(Records from a data collection)
=====

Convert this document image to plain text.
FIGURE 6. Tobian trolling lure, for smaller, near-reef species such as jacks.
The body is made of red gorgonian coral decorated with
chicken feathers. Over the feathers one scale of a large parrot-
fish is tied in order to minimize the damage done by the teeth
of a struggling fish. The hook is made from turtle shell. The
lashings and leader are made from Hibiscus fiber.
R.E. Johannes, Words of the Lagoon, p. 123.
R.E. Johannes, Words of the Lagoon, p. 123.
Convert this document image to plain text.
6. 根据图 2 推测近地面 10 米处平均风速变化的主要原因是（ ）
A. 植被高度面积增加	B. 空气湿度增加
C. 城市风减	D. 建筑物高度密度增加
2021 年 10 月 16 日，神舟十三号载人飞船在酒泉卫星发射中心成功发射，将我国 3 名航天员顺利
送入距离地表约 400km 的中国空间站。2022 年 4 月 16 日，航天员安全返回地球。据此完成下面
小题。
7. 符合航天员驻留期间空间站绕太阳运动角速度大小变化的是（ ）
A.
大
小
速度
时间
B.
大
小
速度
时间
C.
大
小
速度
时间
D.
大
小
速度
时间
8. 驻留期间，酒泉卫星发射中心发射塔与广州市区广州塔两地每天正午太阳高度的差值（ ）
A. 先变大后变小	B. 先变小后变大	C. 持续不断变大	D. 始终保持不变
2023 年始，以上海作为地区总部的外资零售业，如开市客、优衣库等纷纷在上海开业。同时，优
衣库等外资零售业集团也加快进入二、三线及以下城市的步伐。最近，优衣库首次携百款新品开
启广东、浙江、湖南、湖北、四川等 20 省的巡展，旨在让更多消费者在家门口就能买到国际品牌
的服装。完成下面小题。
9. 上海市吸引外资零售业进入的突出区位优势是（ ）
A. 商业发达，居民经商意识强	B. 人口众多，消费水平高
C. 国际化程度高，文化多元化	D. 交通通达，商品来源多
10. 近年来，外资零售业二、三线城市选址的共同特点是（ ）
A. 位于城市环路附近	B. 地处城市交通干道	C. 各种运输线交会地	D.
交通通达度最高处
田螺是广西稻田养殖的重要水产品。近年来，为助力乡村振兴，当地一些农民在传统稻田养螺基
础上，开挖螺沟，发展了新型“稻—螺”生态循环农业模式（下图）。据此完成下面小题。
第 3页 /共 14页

=====

▶ **Problem requirements**:
Return all of the entries word for word.

▶ **Exercise output**:
Convert this document image to plain text.
FIGURE 6. Tobian trolling lure, for smaller, near-reef species such as jacks.
The body is made of red gorgonian coral decorated with
chicken feathers. Over the feathers one scale of a large parrot-
fish is tied in order to minimize the damage done by the teeth
of a struggling fish. The hook is made from turtle shell. The
lashings and leader are made from Hibiscus fiber.
R.E. Johannes, Words of the Lagoon, p. 123.
R.E. Johannes, Words of the Lagoon, p. 123.
Convert this document image to plain text.
6. 根据图 2 推测近地面 10 米处平均风速变化的主要原因是（ ）
A. 植被高度面积增加	B. 空气湿度增加
C. 城市风减	D. 建筑物高度密度增加
2021 年 10 月 16 日，神舟十三号载人飞船在酒泉卫星发射中心成功发射，将我国 3 名航天员顺利
送入距离地表约 400km 的中国空间站。2022 年 4 月 16 日，航天员安全返回地球。据此完成下面
小题。
7. 符合航天员驻留期间空间站绕太阳运动角速度大小变化的是（ ）
A.
大
小
速度
时间
B.
大
小
速度
时间
C.
大
小
速度
时间
D.
大
小
速度
时间
8. 驻留期间，酒泉卫星发射中心发射塔与广州市区广州塔两地每天正午太阳高度的差值（ ）
A. 先变大后变小	B. 先变小后变大	C. 持续不断变大	D. 始终保持不变
2023 年始，以上海作为地区总部的外资零售业，如开市客、优衣库等纷纷在上海开业。同时，优
衣库等外资零售业集团也加快进入二、三线及以下城市的步伐。最近，优衣库首次携百款新品开
启广东、浙江、湖南、湖北、四川等 20 省的巡展，旨在让更多消费者在家门口就能买到国际品牌
的服装。完成下面小题。
9. 上海市吸引外资零售业进入的突出区位优势是（ ）
A. 商业发达，居民经商意识强	B. 人口众多，消费水平高
C. 国际化程度高，文化多元化	D. 交通通达，商品来源多
10. 近年来，外资零售业二、三线城市选址的共同特点是（ ）
A. 位于城市环路附近	B. 地处城市交通干道	C. 各种运输线交会地	D.
交通通达度最高处
田螺是广西稻田养殖的重要水产品。近年来，为助力乡村振兴，当地一些农民在传统稻田养螺基
础上，开挖螺沟，发展了新型“稻—螺”生态循环农业模式（下图）。据此完成下面小题。
第 3页 /共 14页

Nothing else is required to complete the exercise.